### [WHAT YOU HAVE TO DO]
Edit the rows below so that every "row-label" becomes "row-name", keeping everything else the same.

++++++++++

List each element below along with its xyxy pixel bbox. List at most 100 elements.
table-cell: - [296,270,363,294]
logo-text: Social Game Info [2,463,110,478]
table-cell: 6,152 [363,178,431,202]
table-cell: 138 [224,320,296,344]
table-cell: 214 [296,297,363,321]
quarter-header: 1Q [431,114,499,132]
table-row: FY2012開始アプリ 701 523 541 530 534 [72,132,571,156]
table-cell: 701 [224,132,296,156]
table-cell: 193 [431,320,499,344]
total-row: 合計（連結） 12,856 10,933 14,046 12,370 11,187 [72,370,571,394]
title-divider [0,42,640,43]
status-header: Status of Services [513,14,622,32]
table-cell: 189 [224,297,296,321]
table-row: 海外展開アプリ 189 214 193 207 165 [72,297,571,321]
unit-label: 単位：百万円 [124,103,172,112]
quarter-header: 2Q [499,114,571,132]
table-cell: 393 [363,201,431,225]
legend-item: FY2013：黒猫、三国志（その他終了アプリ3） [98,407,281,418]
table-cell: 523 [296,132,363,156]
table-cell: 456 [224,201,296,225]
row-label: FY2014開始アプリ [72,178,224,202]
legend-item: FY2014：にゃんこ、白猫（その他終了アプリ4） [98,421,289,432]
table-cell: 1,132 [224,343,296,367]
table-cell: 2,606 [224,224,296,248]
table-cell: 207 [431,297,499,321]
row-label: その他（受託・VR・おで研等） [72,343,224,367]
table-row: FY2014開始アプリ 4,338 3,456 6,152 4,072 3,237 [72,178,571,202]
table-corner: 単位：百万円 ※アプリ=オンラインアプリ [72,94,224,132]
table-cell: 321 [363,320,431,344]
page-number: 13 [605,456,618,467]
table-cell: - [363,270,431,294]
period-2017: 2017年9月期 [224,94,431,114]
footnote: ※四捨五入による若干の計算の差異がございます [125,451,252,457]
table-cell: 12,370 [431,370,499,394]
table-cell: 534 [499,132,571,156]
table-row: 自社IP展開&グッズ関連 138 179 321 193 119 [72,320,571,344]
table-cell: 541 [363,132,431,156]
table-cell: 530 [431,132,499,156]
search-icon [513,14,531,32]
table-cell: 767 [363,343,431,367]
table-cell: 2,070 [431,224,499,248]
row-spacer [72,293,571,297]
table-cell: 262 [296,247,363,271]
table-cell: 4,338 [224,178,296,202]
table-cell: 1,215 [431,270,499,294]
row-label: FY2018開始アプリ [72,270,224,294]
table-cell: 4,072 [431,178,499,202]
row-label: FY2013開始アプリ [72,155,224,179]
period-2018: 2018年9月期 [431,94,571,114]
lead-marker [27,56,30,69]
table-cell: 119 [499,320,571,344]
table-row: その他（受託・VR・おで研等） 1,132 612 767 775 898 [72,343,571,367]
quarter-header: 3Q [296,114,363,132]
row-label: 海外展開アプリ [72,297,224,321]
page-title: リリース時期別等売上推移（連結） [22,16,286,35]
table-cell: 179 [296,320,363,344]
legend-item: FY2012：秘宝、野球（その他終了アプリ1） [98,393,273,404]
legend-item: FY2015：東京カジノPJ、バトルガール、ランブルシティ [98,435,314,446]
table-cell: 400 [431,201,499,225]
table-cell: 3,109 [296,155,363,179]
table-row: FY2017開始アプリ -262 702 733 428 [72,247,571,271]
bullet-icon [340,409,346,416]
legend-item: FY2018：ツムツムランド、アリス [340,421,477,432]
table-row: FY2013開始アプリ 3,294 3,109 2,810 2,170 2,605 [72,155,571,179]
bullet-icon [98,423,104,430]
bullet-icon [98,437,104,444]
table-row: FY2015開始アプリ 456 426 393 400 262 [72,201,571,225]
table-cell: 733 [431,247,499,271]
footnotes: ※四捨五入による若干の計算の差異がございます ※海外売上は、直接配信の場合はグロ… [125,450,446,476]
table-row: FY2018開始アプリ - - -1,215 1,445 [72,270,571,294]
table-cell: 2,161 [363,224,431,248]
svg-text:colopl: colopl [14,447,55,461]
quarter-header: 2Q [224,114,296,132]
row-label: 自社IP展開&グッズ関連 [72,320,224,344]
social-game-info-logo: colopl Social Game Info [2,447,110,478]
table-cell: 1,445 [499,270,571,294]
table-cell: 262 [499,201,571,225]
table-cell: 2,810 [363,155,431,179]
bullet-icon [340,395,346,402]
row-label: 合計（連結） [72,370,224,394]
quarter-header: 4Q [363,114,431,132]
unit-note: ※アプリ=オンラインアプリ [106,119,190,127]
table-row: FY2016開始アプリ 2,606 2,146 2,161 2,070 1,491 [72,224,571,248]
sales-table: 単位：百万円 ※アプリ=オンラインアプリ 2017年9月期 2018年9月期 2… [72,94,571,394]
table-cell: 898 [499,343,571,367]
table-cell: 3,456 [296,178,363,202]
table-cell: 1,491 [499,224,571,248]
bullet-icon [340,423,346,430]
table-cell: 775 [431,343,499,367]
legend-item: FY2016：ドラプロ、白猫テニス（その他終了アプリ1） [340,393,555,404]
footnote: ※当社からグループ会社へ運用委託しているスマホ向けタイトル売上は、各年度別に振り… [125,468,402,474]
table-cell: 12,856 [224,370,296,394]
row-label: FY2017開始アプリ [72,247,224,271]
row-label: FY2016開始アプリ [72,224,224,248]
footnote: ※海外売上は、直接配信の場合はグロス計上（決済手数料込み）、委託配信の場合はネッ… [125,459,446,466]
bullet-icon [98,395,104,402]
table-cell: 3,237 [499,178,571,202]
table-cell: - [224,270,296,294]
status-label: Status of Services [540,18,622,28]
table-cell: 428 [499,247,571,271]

++++++++++

### [EXPECTED ANSWER]
List each element below along with its xyxy pixel bbox. List at most 100 elements.
table-cell: - [296,270,363,294]
logo-text: Social Game Info [2,463,110,478]
table-cell: 6,152 [363,178,431,202]
table-cell: 138 [224,320,296,344]
table-cell: 214 [296,297,363,321]
quarter-header: 1Q [431,114,499,132]
table-row: FY2012開始アプリ 701 523 541 530 534 [72,132,571,156]
table-cell: 701 [224,132,296,156]
table-cell: 193 [431,320,499,344]
total-row: 合計（連結） 12,856 10,933 14,046 12,370 11,187 [72,370,571,394]
title-divider [0,42,640,43]
status-header: Status of Services [513,14,622,32]
table-cell: 189 [224,297,296,321]
table-row: 海外展開アプリ 189 214 193 207 165 [72,297,571,321]
unit-label: 単位：百万円 [124,103,172,112]
quarter-header: 2Q [499,114,571,132]
table-cell: 393 [363,201,431,225]
legend-item: FY2013：黒猫、三国志（その他終了アプリ3） [98,407,281,418]
table-cell: 523 [296,132,363,156]
table-cell: 456 [224,201,296,225]
row-name: FY2014開始アプリ [72,178,224,202]
legend-item: FY2014：にゃんこ、白猫（その他終了アプリ4） [98,421,289,432]
table-cell: 1,132 [224,343,296,367]
table-cell: 2,606 [224,224,296,248]
table-cell: 207 [431,297,499,321]
row-name: その他（受託・VR・おで研等） [72,343,224,367]
table-row: FY2014開始アプリ 4,338 3,456 6,152 4,072 3,237 [72,178,571,202]
table-corner: 単位：百万円 ※アプリ=オンラインアプリ [72,94,224,132]
table-cell: 321 [363,320,431,344]
page-number: 13 [605,456,618,467]
table-cell: - [363,270,431,294]
period-2017: 2017年9月期 [224,94,431,114]
footnote: ※四捨五入による若干の計算の差異がございます [125,451,252,457]
table-cell: 12,370 [431,370,499,394]
table-cell: 534 [499,132,571,156]
table-row: 自社IP展開&グッズ関連 138 179 321 193 119 [72,320,571,344]
table-cell: 541 [363,132,431,156]
table-cell: 530 [431,132,499,156]
search-icon [513,14,531,32]
table-cell: 767 [363,343,431,367]
table-cell: 2,070 [431,224,499,248]
row-spacer [72,293,571,297]
table-cell: 262 [296,247,363,271]
table-cell: 4,338 [224,178,296,202]
table-cell: 1,215 [431,270,499,294]
row-name: FY2018開始アプリ [72,270,224,294]
table-cell: 4,072 [431,178,499,202]
row-name: FY2013開始アプリ [72,155,224,179]
period-2018: 2018年9月期 [431,94,571,114]
lead-marker [27,56,30,69]
table-cell: 119 [499,320,571,344]
table-row: その他（受託・VR・おで研等） 1,132 612 767 775 898 [72,343,571,367]
quarter-header: 3Q [296,114,363,132]
row-name: 海外展開アプリ [72,297,224,321]
page-title: リリース時期別等売上推移（連結） [22,16,286,35]
table-cell: 179 [296,320,363,344]
legend-item: FY2012：秘宝、野球（その他終了アプリ1） [98,393,273,404]
legend-item: FY2015：東京カジノPJ、バトルガール、ランブルシティ [98,435,314,446]
table-cell: 400 [431,201,499,225]
table-cell: 3,109 [296,155,363,179]
table-row: FY2017開始アプリ -262 702 733 428 [72,247,571,271]
bullet-icon [340,409,346,416]
legend-item: FY2018：ツムツムランド、アリス [340,421,477,432]
table-row: FY2013開始アプリ 3,294 3,109 2,810 2,170 2,605 [72,155,571,179]
bullet-icon [98,423,104,430]
bullet-icon [98,437,104,444]
table-row: FY2015開始アプリ 456 426 393 400 262 [72,201,571,225]
table-cell: 733 [431,247,499,271]
footnotes: ※四捨五入による若干の計算の差異がございます ※海外売上は、直接配信の場合はグロ… [125,450,446,476]
table-row: FY2018開始アプリ - - -1,215 1,445 [72,270,571,294]
table-cell: 2,161 [363,224,431,248]
svg-text:colopl: colopl [14,447,55,461]
quarter-header: 2Q [224,114,296,132]
row-name: 自社IP展開&グッズ関連 [72,320,224,344]
social-game-info-logo: colopl Social Game Info [2,447,110,478]
table-cell: 1,445 [499,270,571,294]
table-cell: 262 [499,201,571,225]
table-cell: 2,810 [363,155,431,179]
bullet-icon [340,395,346,402]
row-name: 合計（連結） [72,370,224,394]
quarter-header: 4Q [363,114,431,132]
unit-note: ※アプリ=オンラインアプリ [106,119,190,127]
table-row: FY2016開始アプリ 2,606 2,146 2,161 2,070 1,491 [72,224,571,248]
sales-table: 単位：百万円 ※アプリ=オンラインアプリ 2017年9月期 2018年9月期 2… [72,94,571,394]
table-cell: 898 [499,343,571,367]
table-cell: 3,456 [296,178,363,202]
table-cell: 1,491 [499,224,571,248]
bullet-icon [340,423,346,430]
table-cell: 775 [431,343,499,367]
legend-item: FY2016：ドラプロ、白猫テニス（その他終了アプリ1） [340,393,555,404]
footnote: ※当社からグループ会社へ運用委託しているスマホ向けタイトル売上は、各年度別に振り… [125,468,402,474]
table-cell: 12,856 [224,370,296,394]
row-name: FY2017開始アプリ [72,247,224,271]
row-name: FY2016開始アプリ [72,224,224,248]
footnote: ※海外売上は、直接配信の場合はグロス計上（決済手数料込み）、委託配信の場合はネッ… [125,459,446,466]
bullet-icon [98,395,104,402]
table-cell: 3,237 [499,178,571,202]
table-cell: - [224,270,296,294]
status-label: Status of Services [540,18,622,28]
table-cell: 428 [499,247,571,271]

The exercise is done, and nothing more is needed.